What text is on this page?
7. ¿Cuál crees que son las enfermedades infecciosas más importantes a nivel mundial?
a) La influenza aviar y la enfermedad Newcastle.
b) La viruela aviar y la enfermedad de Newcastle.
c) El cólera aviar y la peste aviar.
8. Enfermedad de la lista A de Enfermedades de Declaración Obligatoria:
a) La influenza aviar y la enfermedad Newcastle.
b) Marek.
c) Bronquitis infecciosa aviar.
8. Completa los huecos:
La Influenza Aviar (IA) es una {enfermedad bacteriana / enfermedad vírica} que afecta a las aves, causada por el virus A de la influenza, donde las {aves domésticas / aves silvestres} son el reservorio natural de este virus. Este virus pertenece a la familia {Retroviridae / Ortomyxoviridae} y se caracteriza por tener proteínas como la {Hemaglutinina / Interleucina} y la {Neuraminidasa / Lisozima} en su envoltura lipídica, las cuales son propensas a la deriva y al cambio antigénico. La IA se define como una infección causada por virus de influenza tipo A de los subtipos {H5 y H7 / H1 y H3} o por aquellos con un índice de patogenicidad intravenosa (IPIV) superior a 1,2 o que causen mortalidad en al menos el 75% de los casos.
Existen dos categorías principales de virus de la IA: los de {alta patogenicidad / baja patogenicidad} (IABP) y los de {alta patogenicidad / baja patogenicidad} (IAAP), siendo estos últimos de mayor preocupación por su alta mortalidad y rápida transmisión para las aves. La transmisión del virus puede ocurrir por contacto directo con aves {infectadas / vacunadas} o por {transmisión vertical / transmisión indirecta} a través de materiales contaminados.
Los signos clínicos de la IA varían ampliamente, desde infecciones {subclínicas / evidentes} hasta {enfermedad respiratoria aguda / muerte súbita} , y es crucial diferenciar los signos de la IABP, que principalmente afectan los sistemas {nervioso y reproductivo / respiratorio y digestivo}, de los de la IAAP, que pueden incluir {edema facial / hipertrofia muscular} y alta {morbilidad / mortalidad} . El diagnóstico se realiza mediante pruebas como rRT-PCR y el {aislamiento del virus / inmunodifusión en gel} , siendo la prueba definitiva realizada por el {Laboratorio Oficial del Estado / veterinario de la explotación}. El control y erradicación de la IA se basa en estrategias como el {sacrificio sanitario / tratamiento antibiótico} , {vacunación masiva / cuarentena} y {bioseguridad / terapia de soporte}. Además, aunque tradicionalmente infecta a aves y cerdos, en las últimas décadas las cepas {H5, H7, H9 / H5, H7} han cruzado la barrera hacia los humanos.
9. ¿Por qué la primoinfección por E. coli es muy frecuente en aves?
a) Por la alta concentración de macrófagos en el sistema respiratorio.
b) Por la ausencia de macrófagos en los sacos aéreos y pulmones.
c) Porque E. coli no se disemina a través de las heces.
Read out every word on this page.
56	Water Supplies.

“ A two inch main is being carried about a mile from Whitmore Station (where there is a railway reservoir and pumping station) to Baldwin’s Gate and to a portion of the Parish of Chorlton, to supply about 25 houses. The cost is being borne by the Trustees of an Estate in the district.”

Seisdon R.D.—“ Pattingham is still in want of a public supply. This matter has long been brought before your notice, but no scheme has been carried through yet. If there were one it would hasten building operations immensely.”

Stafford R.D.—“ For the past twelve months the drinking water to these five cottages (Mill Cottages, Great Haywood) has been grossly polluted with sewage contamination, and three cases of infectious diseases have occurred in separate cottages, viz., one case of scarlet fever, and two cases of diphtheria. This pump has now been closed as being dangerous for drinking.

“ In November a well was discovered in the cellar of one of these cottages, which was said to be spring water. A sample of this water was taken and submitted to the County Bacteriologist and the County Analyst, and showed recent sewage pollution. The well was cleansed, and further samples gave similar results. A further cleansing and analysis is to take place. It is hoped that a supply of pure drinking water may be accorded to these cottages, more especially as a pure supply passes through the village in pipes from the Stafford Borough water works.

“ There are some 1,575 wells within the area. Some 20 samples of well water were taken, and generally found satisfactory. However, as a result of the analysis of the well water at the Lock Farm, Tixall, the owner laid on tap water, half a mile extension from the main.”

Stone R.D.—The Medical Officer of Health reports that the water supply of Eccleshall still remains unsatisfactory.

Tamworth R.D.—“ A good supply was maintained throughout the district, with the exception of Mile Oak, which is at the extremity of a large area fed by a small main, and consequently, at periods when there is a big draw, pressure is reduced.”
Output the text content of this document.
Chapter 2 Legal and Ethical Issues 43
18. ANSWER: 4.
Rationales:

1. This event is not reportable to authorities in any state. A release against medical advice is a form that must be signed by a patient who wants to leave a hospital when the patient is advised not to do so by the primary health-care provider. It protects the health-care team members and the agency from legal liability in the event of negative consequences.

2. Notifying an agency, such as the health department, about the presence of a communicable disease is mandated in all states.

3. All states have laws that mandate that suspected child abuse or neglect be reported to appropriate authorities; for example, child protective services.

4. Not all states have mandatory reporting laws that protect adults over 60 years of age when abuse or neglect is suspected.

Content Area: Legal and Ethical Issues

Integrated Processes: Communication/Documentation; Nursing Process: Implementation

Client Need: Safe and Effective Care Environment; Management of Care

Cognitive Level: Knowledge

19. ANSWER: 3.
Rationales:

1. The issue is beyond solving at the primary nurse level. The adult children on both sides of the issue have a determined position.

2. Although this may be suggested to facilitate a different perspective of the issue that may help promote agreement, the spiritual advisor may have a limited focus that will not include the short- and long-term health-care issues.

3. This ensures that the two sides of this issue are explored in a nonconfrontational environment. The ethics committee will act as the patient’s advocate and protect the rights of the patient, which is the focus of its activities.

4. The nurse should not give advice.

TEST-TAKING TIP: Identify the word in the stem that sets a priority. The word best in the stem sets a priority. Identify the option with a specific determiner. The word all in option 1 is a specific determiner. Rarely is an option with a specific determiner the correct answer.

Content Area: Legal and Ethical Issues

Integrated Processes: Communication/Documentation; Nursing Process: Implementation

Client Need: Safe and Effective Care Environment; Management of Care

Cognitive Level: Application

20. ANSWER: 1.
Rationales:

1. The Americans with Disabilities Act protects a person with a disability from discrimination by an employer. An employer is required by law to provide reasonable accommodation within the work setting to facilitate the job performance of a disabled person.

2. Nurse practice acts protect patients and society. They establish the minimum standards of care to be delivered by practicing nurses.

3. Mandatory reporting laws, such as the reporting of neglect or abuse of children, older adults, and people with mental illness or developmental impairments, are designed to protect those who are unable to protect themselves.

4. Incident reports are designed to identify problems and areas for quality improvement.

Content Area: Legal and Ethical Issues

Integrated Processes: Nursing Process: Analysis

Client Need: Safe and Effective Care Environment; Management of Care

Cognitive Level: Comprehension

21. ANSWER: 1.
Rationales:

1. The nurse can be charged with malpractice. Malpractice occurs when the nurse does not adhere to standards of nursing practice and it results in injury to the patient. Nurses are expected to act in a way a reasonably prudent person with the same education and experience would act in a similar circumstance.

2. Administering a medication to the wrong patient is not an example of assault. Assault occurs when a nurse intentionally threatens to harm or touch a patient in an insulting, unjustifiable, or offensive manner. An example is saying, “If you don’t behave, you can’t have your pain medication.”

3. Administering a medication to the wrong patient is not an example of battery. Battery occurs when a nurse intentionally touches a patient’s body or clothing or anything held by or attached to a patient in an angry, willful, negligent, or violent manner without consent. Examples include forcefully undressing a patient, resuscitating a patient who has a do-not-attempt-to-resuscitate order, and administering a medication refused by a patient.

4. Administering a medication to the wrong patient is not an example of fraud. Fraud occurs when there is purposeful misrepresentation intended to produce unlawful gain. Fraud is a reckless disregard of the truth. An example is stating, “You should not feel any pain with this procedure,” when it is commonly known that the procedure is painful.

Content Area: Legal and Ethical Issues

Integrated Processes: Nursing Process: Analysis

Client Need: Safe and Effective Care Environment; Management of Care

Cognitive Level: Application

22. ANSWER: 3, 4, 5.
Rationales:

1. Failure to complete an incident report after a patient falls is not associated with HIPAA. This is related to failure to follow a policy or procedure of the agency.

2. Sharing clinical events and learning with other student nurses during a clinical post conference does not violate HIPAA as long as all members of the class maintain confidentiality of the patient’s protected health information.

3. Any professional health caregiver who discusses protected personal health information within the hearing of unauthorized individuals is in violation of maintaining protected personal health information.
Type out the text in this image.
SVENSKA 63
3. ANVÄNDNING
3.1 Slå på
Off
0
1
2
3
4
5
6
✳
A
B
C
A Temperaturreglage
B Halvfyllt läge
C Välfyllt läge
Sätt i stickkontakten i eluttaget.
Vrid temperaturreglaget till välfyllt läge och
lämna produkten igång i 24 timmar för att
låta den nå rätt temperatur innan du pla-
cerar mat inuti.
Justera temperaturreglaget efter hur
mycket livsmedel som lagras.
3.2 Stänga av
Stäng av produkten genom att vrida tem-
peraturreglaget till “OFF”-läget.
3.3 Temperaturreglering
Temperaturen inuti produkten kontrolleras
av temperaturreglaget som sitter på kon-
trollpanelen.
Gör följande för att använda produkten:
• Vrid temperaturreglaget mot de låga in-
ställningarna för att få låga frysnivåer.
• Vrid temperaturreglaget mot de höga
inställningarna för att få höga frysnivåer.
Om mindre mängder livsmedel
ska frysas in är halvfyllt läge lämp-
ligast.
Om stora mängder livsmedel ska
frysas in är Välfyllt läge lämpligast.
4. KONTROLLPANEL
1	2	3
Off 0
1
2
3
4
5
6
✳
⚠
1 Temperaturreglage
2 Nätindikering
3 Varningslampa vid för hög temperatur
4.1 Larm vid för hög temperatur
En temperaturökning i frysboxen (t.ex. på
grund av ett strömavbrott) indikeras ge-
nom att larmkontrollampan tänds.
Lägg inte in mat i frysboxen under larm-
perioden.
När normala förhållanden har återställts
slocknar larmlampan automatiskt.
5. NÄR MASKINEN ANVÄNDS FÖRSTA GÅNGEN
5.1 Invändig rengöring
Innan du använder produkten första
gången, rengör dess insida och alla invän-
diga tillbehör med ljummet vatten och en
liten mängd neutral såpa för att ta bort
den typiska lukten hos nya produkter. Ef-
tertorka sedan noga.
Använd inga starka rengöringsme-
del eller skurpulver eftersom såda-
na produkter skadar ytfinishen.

******

## Problem description:
Copy every line of the listing that contains the word "mängder".

## Exercise result:
Om mindre mängder livsmedel
Om stora mängder livsmedel ska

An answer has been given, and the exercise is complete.